Written instruction
Below is a block of records; reproduce all of them exactly and leave out any pictures.
** START Data shown **
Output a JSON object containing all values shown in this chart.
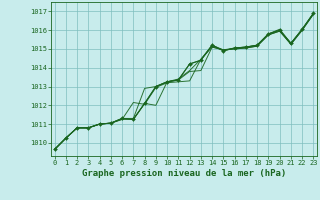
{
  "title": "Graphe pression niveau de la mer (hPa)",
  "bg_color": "#c8ecec",
  "grid_color": "#7fbfbf",
  "line_color": "#1a6620",
  "x_ticks": [
    0,
    1,
    2,
    3,
    4,
    5,
    6,
    7,
    8,
    9,
    10,
    11,
    12,
    13,
    14,
    15,
    16,
    17,
    18,
    19,
    20,
    21,
    22,
    23
  ],
  "y_ticks": [
    1010,
    1011,
    1012,
    1013,
    1014,
    1015,
    1016,
    1017
  ],
  "xlim": [
    -0.3,
    23.3
  ],
  "ylim": [
    1009.3,
    1017.5
  ],
  "series": [
    [
      1009.65,
      1010.25,
      1010.8,
      1010.8,
      1011.0,
      1011.05,
      1011.25,
      1012.15,
      1012.05,
      1012.95,
      1013.2,
      1013.25,
      1013.3,
      1014.45,
      1015.1,
      1014.95,
      1015.0,
      1015.05,
      1015.15,
      1015.75,
      1015.95,
      1015.25,
      1016.0,
      1016.85
    ],
    [
      1009.65,
      1010.25,
      1010.8,
      1010.8,
      1011.0,
      1011.05,
      1011.25,
      1011.25,
      1012.1,
      1012.0,
      1013.25,
      1013.35,
      1013.8,
      1013.85,
      1015.1,
      1014.95,
      1015.0,
      1015.05,
      1015.15,
      1015.75,
      1015.95,
      1015.25,
      1016.0,
      1016.85
    ],
    [
      1009.65,
      1010.25,
      1010.8,
      1010.8,
      1011.0,
      1011.05,
      1011.3,
      1011.25,
      1012.1,
      1013.0,
      1013.25,
      1013.35,
      1014.2,
      1014.4,
      1015.2,
      1014.9,
      1015.05,
      1015.1,
      1015.2,
      1015.8,
      1016.0,
      1015.3,
      1016.05,
      1016.9
    ],
    [
      1009.65,
      1010.25,
      1010.8,
      1010.8,
      1011.0,
      1011.05,
      1011.3,
      1011.3,
      1012.9,
      1013.0,
      1013.25,
      1013.4,
      1013.85,
      1014.45,
      1015.2,
      1014.95,
      1015.05,
      1015.1,
      1015.2,
      1015.8,
      1016.05,
      1015.3,
      1016.05,
      1016.9
    ]
  ],
  "main_series_idx": 2,
  "title_fontsize": 6.5,
  "tick_fontsize": 5.0,
  "label_color": "#1a6620"
}
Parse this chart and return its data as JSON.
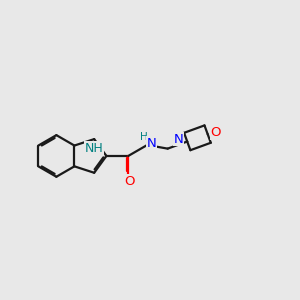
{
  "bg_color": "#e8e8e8",
  "bond_color": "#1a1a1a",
  "nitrogen_color": "#0000ff",
  "oxygen_color": "#ff0000",
  "nh_indole_color": "#008080",
  "nh_amide_color": "#008080",
  "lw": 1.6,
  "dbo": 0.055,
  "fs": 9.0,
  "xlim": [
    0,
    10
  ],
  "ylim": [
    1,
    7.5
  ]
}
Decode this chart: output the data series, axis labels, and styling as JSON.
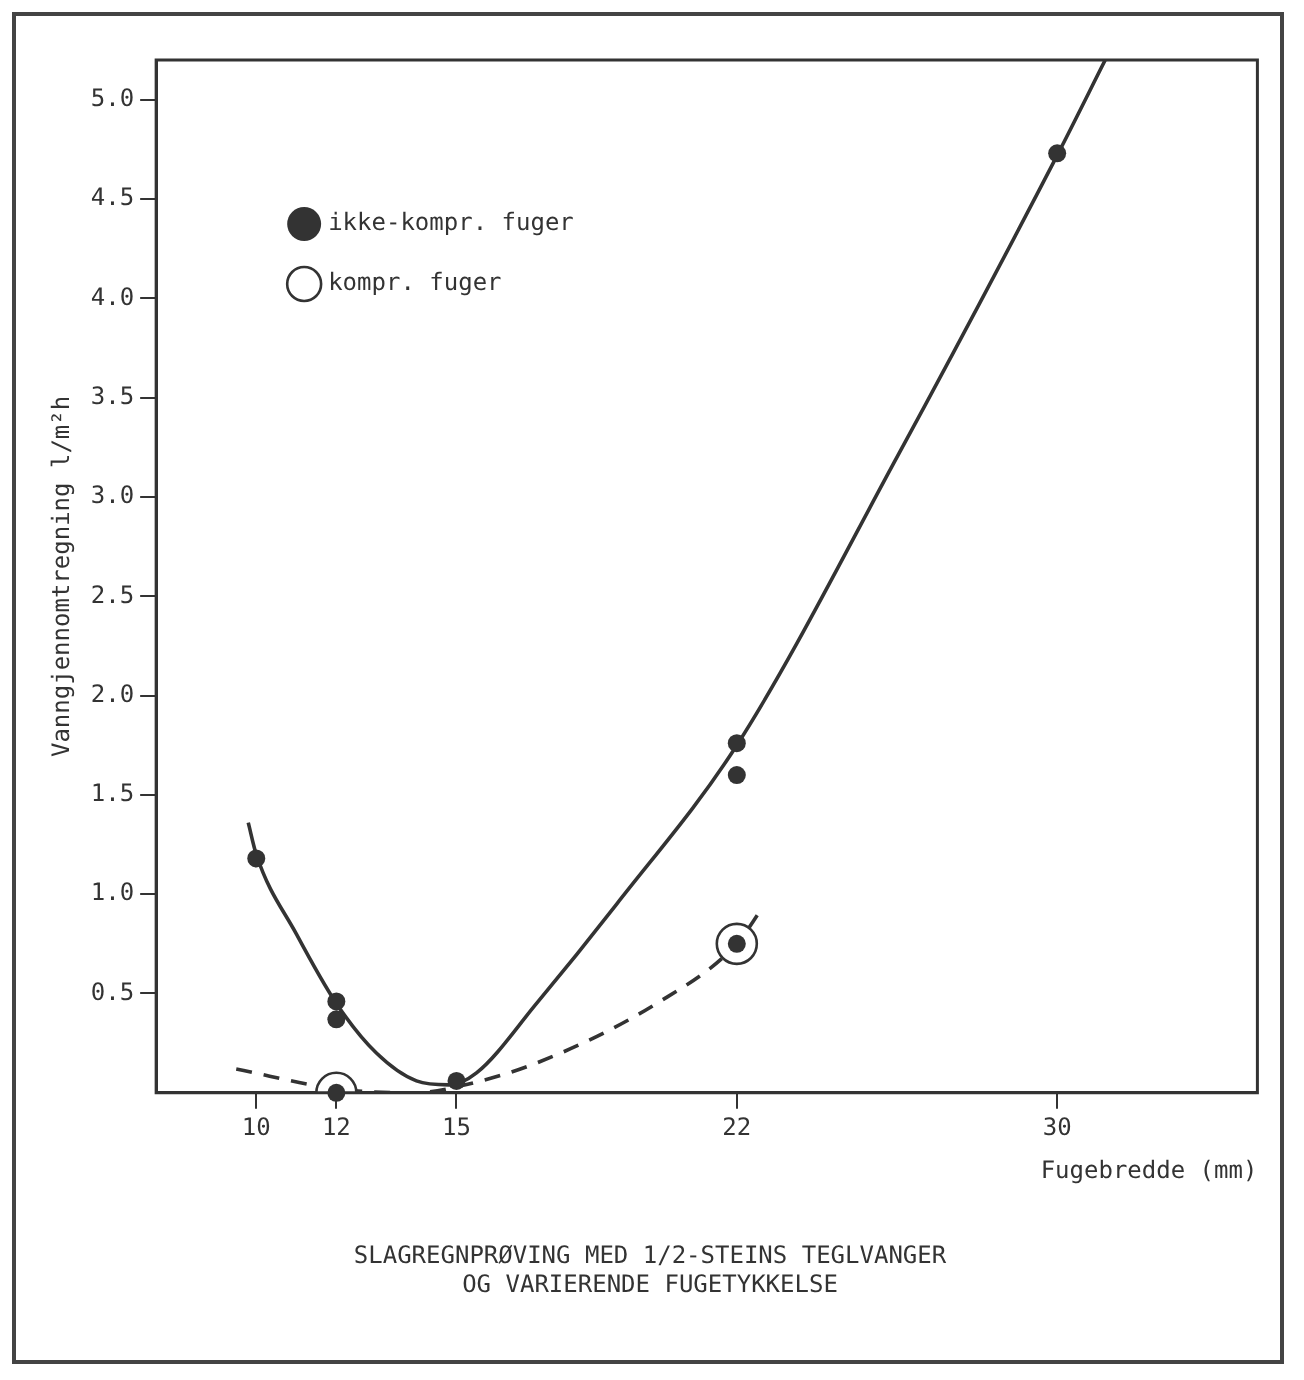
{
  "chart_data": {
    "type": "scatter",
    "title": "SLAGREGNPRØVING MED 1/2-STEINS TEGLVANGER\nOG VARIERENDE FUGETYKKELSE",
    "xlabel": "Fugebredde (mm)",
    "ylabel": "Vanngjennomtregning l/m²h",
    "xlim": [
      7.5,
      35
    ],
    "xticks": [
      10,
      12,
      15,
      22,
      30
    ],
    "ylim": [
      0,
      5.2
    ],
    "yticks": [
      {
        "value": 0.5,
        "label": "0.5"
      },
      {
        "value": 1,
        "label": "1.0"
      },
      {
        "value": 1.5,
        "label": "1.5"
      },
      {
        "value": 2,
        "label": "2.0"
      },
      {
        "value": 2.5,
        "label": "2.5"
      },
      {
        "value": 3,
        "label": "3.0"
      },
      {
        "value": 3.5,
        "label": "3.5"
      },
      {
        "value": 4,
        "label": "4.0"
      },
      {
        "value": 4.5,
        "label": "4.5"
      },
      {
        "value": 5,
        "label": "5.0"
      }
    ],
    "grid": false,
    "legend": "top left",
    "series": [
      {
        "name": "ikke-kompr. fuger",
        "type": "scatter",
        "marker": "circle",
        "color": "#333333",
        "x": [
          10,
          12,
          12,
          15,
          22,
          22,
          30
        ],
        "values": [
          1.18,
          0.46,
          0.37,
          0.06,
          1.76,
          1.6,
          4.73
        ]
      },
      {
        "name": "kompr. fuger",
        "type": "scatter",
        "marker": "circle",
        "color": "#333333",
        "x": [
          12,
          22
        ],
        "values": [
          0.0,
          0.75
        ]
      },
      {
        "type": "line",
        "marker": "none",
        "line_style": "solid",
        "color": "#333333",
        "x": [
          9.8,
          10,
          11,
          12,
          13,
          14,
          14.8,
          15.5,
          17,
          19,
          22,
          26,
          30,
          31.2
        ],
        "values": [
          1.36,
          1.2,
          0.8,
          0.45,
          0.2,
          0.06,
          0.04,
          0.1,
          0.45,
          0.95,
          1.75,
          3.2,
          4.72,
          5.2
        ]
      },
      {
        "type": "line",
        "marker": "none",
        "line_style": "dashed",
        "color": "#333333",
        "x": [
          9.5,
          12,
          14,
          15,
          17,
          20,
          22,
          22.6
        ],
        "values": [
          0.12,
          0.02,
          0.0,
          0.03,
          0.15,
          0.45,
          0.75,
          0.92
        ]
      }
    ]
  }
}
** END Data shown **
Solution for this exercise
Output a JSON object containing all values shown in this chart.
{
  "title": "Graphe pression niveau de la mer (hPa)",
  "bg_color": "#c8ecec",
  "grid_color": "#7fbfbf",
  "line_color": "#1a6620",
  "x_ticks": [
    0,
    1,
    2,
    3,
    4,
    5,
    6,
    7,
    8,
    9,
    10,
    11,
    12,
    13,
    14,
    15,
    16,
    17,
    18,
    19,
    20,
    21,
    22,
    23
  ],
  "y_ticks": [
    1010,
    1011,
    1012,
    1013,
    1014,
    1015,
    1016,
    1017
  ],
  "xlim": [
    -0.3,
    23.3
  ],
  "ylim": [
    1009.3,
    1017.5
  ],
  "series": [
    [
      1009.65,
      1010.25,
      1010.8,
      1010.8,
      1011.0,
      1011.05,
      1011.25,
      1012.15,
      1012.05,
      1012.95,
      1013.2,
      1013.25,
      1013.3,
      1014.45,
      1015.1,
      1014.95,
      1015.0,
      1015.05,
      1015.15,
      1015.75,
      1015.95,
      1015.25,
      1016.0,
      1016.85
    ],
    [
      1009.65,
      1010.25,
      1010.8,
      1010.8,
      1011.0,
      1011.05,
      1011.25,
      1011.25,
      1012.1,
      1012.0,
      1013.25,
      1013.35,
      1013.8,
      1013.85,
      1015.1,
      1014.95,
      1015.0,
      1015.05,
      1015.15,
      1015.75,
      1015.95,
      1015.25,
      1016.0,
      1016.85
    ],
    [
      1009.65,
      1010.25,
      1010.8,
      1010.8,
      1011.0,
      1011.05,
      1011.3,
      1011.25,
      1012.1,
      1013.0,
      1013.25,
      1013.35,
      1014.2,
      1014.4,
      1015.2,
      1014.9,
      1015.05,
      1015.1,
      1015.2,
      1015.8,
      1016.0,
      1015.3,
      1016.05,
      1016.9
    ],
    [
      1009.65,
      1010.25,
      1010.8,
      1010.8,
      1011.0,
      1011.05,
      1011.3,
      1011.3,
      1012.9,
      1013.0,
      1013.25,
      1013.4,
      1013.85,
      1014.45,
      1015.2,
      1014.95,
      1015.05,
      1015.1,
      1015.2,
      1015.8,
      1016.05,
      1015.3,
      1016.05,
      1016.9
    ]
  ],
  "main_series_idx": 2,
  "title_fontsize": 6.5,
  "tick_fontsize": 5.0,
  "label_color": "#1a6620"
}
Parse this chart and return its data as JSON.
{
  "bg_color": "#e8e8e8",
  "bond_color": "#1a1a1a",
  "nitrogen_color": "#0000ff",
  "oxygen_color": "#ff0000",
  "nh_indole_color": "#008080",
  "nh_amide_color": "#008080",
  "lw": 1.6,
  "dbo": 0.055,
  "fs": 9.0,
  "xlim": [
    0,
    10
  ],
  "ylim": [
    1,
    7.5
  ]
}
Decode this chart: output the data series, axis labels, and styling as JSON.
{
  "chart_data": {
    "type": "scatter",
    "title": "SLAGREGNPRØVING MED 1/2-STEINS TEGLVANGER\nOG VARIERENDE FUGETYKKELSE",
    "xlabel": "Fugebredde (mm)",
    "ylabel": "Vanngjennomtregning l/m²h",
    "xlim": [
      7.5,
      35
    ],
    "xticks": [
      10,
      12,
      15,
      22,
      30
    ],
    "ylim": [
      0,
      5.2
    ],
    "yticks": [
      {
        "value": 0.5,
        "label": "0.5"
      },
      {
        "value": 1,
        "label": "1.0"
      },
      {
        "value": 1.5,
        "label": "1.5"
      },
      {
        "value": 2,
        "label": "2.0"
      },
      {
        "value": 2.5,
        "label": "2.5"
      },
      {
        "value": 3,
        "label": "3.0"
      },
      {
        "value": 3.5,
        "label": "3.5"
      },
      {
        "value": 4,
        "label": "4.0"
      },
      {
        "value": 4.5,
        "label": "4.5"
      },
      {
        "value": 5,
        "label": "5.0"
      }
    ],
    "grid": false,
    "legend": "top left",
    "series": [
      {
        "name": "ikke-kompr. fuger",
        "type": "scatter",
        "marker": "circle",
        "color": "#333333",
        "x": [
          10,
          12,
          12,
          15,
          22,
          22,
          30
        ],
        "values": [
          1.18,
          0.46,
          0.37,
          0.06,
          1.76,
          1.6,
          4.73
        ]
      },
      {
        "name": "kompr. fuger",
        "type": "scatter",
        "marker": "circle",
        "color": "#333333",
        "x": [
          12,
          22
        ],
        "values": [
          0.0,
          0.75
        ]
      },
      {
        "type": "line",
        "marker": "none",
        "line_style": "solid",
        "color": "#333333",
        "x": [
          9.8,
          10,
          11,
          12,
          13,
          14,
          14.8,
          15.5,
          17,
          19,
          22,
          26,
          30,
          31.2
        ],
        "values": [
          1.36,
          1.2,
          0.8,
          0.45,
          0.2,
          0.06,
          0.04,
          0.1,
          0.45,
          0.95,
          1.75,
          3.2,
          4.72,
          5.2
        ]
      },
      {
        "type": "line",
        "marker": "none",
        "line_style": "dashed",
        "color": "#333333",
        "x": [
          9.5,
          12,
          14,
          15,
          17,
          20,
          22,
          22.6
        ],
        "values": [
          0.12,
          0.02,
          0.0,
          0.03,
          0.15,
          0.45,
          0.75,
          0.92
        ]
      }
    ]
  }
}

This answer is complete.